Short exercise
Pictures do not belong in the copy; restate the records below word for word.

★ ★ ★ ★

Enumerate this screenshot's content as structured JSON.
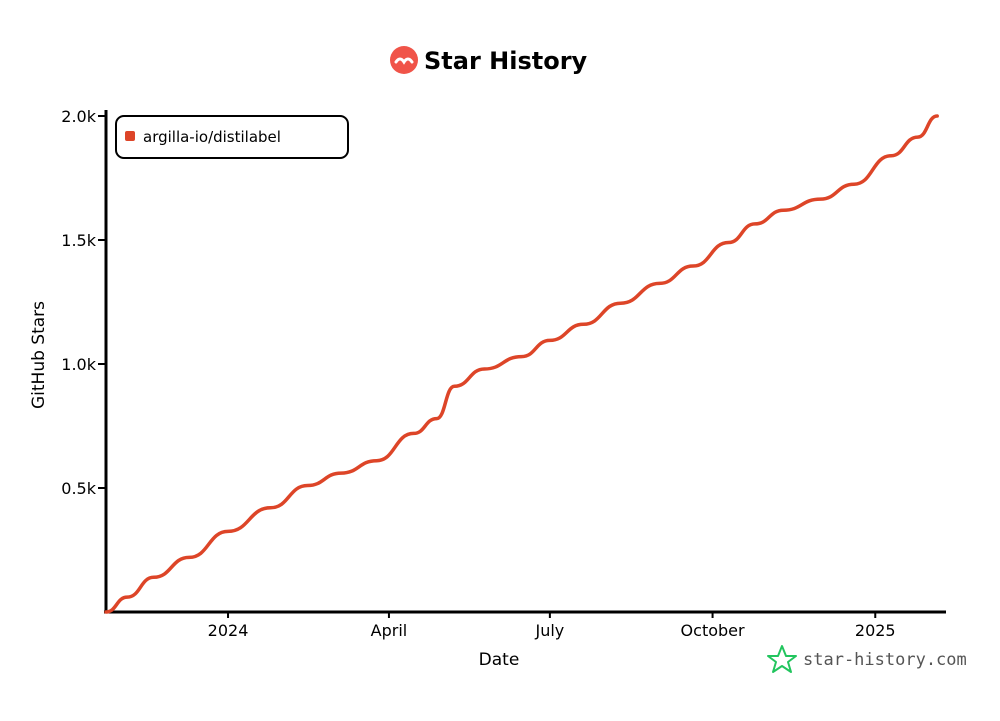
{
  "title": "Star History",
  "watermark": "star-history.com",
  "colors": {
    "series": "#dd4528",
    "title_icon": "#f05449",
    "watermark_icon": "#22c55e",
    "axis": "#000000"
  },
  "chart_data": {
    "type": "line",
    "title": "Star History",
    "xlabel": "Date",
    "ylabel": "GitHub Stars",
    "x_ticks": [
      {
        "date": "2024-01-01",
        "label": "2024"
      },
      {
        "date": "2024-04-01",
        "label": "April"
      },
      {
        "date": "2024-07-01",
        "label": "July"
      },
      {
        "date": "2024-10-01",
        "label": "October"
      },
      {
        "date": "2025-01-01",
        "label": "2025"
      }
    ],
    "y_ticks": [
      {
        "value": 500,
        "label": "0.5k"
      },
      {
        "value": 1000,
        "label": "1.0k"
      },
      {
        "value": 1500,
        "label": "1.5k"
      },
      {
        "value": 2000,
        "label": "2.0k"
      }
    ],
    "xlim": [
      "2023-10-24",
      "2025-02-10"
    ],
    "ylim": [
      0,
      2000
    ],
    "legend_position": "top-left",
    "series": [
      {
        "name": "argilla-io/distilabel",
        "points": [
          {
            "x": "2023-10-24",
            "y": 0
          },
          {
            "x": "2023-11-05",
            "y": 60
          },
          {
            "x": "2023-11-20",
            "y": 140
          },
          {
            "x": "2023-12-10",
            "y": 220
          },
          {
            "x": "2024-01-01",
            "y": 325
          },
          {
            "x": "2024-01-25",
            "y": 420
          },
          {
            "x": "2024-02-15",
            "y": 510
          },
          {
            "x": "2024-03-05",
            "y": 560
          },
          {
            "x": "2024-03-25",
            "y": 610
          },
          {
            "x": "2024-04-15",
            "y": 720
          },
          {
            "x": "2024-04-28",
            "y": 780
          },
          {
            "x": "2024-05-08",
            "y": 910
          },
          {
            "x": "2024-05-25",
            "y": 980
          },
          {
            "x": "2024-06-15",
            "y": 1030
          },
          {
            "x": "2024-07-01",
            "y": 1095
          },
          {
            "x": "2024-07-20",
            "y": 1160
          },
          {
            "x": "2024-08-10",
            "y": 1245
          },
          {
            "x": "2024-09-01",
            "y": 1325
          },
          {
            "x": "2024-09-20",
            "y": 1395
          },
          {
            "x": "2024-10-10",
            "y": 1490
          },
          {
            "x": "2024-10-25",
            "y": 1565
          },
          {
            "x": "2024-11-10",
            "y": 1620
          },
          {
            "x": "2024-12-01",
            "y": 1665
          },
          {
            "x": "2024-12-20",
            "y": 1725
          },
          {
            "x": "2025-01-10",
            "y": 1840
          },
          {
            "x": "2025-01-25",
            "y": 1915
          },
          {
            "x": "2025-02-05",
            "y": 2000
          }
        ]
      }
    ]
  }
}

★ ★ ★ ★

Solution to the problem
Enumerate this screenshot's content as structured JSON.
{
  "title": "Star History",
  "watermark": "star-history.com",
  "colors": {
    "series": "#dd4528",
    "title_icon": "#f05449",
    "watermark_icon": "#22c55e",
    "axis": "#000000"
  },
  "chart_data": {
    "type": "line",
    "title": "Star History",
    "xlabel": "Date",
    "ylabel": "GitHub Stars",
    "x_ticks": [
      {
        "date": "2024-01-01",
        "label": "2024"
      },
      {
        "date": "2024-04-01",
        "label": "April"
      },
      {
        "date": "2024-07-01",
        "label": "July"
      },
      {
        "date": "2024-10-01",
        "label": "October"
      },
      {
        "date": "2025-01-01",
        "label": "2025"
      }
    ],
    "y_ticks": [
      {
        "value": 500,
        "label": "0.5k"
      },
      {
        "value": 1000,
        "label": "1.0k"
      },
      {
        "value": 1500,
        "label": "1.5k"
      },
      {
        "value": 2000,
        "label": "2.0k"
      }
    ],
    "xlim": [
      "2023-10-24",
      "2025-02-10"
    ],
    "ylim": [
      0,
      2000
    ],
    "legend_position": "top-left",
    "series": [
      {
        "name": "argilla-io/distilabel",
        "points": [
          {
            "x": "2023-10-24",
            "y": 0
          },
          {
            "x": "2023-11-05",
            "y": 60
          },
          {
            "x": "2023-11-20",
            "y": 140
          },
          {
            "x": "2023-12-10",
            "y": 220
          },
          {
            "x": "2024-01-01",
            "y": 325
          },
          {
            "x": "2024-01-25",
            "y": 420
          },
          {
            "x": "2024-02-15",
            "y": 510
          },
          {
            "x": "2024-03-05",
            "y": 560
          },
          {
            "x": "2024-03-25",
            "y": 610
          },
          {
            "x": "2024-04-15",
            "y": 720
          },
          {
            "x": "2024-04-28",
            "y": 780
          },
          {
            "x": "2024-05-08",
            "y": 910
          },
          {
            "x": "2024-05-25",
            "y": 980
          },
          {
            "x": "2024-06-15",
            "y": 1030
          },
          {
            "x": "2024-07-01",
            "y": 1095
          },
          {
            "x": "2024-07-20",
            "y": 1160
          },
          {
            "x": "2024-08-10",
            "y": 1245
          },
          {
            "x": "2024-09-01",
            "y": 1325
          },
          {
            "x": "2024-09-20",
            "y": 1395
          },
          {
            "x": "2024-10-10",
            "y": 1490
          },
          {
            "x": "2024-10-25",
            "y": 1565
          },
          {
            "x": "2024-11-10",
            "y": 1620
          },
          {
            "x": "2024-12-01",
            "y": 1665
          },
          {
            "x": "2024-12-20",
            "y": 1725
          },
          {
            "x": "2025-01-10",
            "y": 1840
          },
          {
            "x": "2025-01-25",
            "y": 1915
          },
          {
            "x": "2025-02-05",
            "y": 2000
          }
        ]
      }
    ]
  }
}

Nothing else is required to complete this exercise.